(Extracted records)
________________________________________
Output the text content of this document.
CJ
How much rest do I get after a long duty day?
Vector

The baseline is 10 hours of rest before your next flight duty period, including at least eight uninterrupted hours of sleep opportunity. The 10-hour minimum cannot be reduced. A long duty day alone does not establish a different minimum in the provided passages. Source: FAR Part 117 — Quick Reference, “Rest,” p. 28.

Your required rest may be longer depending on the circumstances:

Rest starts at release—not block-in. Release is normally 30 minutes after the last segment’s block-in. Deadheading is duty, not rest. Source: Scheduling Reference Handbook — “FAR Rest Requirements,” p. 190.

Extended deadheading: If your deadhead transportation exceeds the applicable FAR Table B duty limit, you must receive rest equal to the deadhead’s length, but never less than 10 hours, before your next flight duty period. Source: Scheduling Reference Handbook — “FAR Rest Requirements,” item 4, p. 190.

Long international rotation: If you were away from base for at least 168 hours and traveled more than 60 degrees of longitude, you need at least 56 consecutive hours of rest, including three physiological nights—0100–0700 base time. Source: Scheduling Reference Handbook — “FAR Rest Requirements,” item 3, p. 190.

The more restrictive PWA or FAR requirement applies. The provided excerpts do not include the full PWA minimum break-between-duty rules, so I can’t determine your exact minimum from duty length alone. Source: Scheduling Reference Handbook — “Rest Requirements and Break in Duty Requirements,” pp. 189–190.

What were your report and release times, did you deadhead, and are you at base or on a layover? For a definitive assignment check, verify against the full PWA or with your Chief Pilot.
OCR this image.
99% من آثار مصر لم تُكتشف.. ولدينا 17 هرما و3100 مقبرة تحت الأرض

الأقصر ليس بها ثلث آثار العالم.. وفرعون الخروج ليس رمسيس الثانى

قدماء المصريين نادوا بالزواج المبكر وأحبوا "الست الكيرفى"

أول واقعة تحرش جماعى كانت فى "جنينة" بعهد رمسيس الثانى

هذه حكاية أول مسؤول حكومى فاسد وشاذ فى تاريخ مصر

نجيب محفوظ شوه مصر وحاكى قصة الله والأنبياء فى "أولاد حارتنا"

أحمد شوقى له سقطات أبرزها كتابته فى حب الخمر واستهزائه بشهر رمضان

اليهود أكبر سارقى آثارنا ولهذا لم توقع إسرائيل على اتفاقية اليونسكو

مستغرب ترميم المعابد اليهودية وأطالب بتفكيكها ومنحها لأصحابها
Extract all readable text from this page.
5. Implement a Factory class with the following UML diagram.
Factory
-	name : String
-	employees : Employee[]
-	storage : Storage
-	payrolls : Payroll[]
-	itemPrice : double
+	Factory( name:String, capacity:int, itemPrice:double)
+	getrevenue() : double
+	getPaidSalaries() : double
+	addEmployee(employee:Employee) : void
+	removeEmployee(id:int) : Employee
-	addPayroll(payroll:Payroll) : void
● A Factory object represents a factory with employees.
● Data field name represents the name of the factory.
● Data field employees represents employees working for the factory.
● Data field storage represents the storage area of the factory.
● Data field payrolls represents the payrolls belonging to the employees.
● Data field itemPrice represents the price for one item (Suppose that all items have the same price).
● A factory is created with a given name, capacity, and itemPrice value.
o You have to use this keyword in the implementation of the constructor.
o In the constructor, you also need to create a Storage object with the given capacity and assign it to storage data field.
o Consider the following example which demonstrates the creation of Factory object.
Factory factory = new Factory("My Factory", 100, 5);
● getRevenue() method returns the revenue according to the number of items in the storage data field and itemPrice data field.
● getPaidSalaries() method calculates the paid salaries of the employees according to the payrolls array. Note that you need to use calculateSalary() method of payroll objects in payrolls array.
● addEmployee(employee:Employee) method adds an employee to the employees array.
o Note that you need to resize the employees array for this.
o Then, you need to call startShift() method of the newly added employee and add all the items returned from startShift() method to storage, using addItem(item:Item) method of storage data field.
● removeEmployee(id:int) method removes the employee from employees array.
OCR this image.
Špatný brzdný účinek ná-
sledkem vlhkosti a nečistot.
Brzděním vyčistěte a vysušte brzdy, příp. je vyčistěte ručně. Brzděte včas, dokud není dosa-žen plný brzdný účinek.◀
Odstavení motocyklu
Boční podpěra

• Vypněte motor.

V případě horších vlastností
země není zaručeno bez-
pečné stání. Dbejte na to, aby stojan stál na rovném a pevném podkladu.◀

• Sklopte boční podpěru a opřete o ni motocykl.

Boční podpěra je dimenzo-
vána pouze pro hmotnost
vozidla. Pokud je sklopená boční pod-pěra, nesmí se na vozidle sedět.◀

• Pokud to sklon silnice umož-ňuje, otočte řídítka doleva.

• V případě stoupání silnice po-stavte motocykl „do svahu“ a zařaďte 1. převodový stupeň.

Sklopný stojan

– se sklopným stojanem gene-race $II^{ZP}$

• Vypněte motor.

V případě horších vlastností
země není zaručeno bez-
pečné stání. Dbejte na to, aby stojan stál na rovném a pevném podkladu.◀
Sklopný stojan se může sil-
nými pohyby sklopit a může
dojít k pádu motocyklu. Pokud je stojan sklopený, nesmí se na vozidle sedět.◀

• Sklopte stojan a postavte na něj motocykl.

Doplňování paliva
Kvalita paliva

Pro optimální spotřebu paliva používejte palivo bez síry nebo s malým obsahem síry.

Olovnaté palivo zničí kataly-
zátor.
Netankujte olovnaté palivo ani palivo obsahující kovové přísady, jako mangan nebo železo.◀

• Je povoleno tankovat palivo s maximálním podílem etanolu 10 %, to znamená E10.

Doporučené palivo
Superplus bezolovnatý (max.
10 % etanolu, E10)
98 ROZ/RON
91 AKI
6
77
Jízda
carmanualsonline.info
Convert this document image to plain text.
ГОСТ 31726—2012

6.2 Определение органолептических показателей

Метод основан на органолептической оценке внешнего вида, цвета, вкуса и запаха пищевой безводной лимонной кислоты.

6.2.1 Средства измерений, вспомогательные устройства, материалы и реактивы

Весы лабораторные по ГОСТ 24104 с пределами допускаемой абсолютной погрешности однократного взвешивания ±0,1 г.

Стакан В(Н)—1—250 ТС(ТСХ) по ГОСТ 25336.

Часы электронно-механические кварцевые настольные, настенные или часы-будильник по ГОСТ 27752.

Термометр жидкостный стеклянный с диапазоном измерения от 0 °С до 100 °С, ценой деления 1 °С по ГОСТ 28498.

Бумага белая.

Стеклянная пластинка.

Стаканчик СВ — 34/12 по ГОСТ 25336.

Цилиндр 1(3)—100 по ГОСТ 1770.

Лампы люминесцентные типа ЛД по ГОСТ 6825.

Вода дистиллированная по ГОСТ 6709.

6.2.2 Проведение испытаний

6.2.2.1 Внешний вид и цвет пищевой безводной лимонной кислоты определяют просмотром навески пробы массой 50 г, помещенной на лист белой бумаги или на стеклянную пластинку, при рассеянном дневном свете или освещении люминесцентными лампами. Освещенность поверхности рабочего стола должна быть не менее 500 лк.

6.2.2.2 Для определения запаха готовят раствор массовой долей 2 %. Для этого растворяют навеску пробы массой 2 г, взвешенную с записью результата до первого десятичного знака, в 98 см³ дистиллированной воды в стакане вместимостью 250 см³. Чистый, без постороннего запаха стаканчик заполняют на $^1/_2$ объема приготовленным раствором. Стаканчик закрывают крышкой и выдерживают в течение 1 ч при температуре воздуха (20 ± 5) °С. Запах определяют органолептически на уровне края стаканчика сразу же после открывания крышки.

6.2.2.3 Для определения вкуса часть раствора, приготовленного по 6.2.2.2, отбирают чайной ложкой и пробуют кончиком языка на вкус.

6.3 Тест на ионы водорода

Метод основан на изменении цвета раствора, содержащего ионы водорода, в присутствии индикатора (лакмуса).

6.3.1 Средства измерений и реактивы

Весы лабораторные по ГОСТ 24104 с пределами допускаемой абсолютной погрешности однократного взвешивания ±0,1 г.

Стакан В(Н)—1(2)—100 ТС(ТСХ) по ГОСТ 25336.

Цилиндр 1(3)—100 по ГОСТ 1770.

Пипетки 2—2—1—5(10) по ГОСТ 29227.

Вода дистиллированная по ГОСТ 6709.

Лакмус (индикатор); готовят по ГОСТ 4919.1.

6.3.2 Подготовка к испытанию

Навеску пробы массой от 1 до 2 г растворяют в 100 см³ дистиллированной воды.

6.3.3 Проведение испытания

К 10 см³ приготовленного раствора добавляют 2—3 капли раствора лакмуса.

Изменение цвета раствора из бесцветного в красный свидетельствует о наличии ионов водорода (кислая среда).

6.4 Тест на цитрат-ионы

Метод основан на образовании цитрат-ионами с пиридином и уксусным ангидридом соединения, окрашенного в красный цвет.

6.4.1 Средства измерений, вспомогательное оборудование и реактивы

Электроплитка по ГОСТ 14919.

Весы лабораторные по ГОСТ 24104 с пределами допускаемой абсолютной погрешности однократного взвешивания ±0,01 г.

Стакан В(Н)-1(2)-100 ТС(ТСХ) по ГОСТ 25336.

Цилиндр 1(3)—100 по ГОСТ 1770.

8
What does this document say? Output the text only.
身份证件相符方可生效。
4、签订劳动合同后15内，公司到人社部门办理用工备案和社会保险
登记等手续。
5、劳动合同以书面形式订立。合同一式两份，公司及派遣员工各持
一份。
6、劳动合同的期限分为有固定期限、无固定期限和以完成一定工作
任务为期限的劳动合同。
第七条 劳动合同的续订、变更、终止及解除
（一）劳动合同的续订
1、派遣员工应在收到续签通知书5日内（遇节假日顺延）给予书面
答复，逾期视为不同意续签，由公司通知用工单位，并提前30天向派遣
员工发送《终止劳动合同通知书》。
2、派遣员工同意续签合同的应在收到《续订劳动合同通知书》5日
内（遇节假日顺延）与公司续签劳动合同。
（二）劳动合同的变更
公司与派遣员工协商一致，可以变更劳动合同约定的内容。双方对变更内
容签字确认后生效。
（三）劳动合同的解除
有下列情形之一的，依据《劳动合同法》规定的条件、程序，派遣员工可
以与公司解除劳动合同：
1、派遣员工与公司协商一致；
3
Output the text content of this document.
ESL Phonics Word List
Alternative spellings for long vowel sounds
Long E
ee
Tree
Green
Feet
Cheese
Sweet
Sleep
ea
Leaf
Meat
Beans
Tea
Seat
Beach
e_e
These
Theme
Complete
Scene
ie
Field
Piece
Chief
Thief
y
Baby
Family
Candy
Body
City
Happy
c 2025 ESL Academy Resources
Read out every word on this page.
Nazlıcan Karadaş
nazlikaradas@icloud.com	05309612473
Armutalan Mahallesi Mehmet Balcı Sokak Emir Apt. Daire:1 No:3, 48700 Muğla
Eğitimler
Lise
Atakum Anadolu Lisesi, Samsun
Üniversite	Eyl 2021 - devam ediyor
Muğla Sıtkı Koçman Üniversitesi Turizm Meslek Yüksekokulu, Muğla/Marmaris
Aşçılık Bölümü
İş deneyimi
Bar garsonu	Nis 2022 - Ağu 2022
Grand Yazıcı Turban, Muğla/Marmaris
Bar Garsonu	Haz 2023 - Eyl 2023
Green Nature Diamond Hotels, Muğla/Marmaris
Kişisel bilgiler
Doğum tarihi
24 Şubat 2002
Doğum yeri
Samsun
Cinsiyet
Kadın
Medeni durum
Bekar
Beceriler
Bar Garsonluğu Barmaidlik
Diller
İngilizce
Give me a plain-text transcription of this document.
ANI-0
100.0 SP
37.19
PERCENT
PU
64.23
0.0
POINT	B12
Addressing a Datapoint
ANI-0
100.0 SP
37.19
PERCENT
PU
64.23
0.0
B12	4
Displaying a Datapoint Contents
________________________________________
## WHAT YOU ARE ASKED TO DO:
Each line in the listing above that contains "Метод" should be copied.

## SOLUTION FOR THIS TASK:
Метод основан на органолептической оценке внешнего вида, цвета, вкуса и запаха пищевой безводной лимонной кислоты.
Метод основан на изменении цвета раствора, содержащего ионы водорода, в присутствии индикатора (лакмуса).
Метод основан на образовании цитрат-ионами с пиридином и уксусным ангидридом соединения, окрашенного в красный цвет.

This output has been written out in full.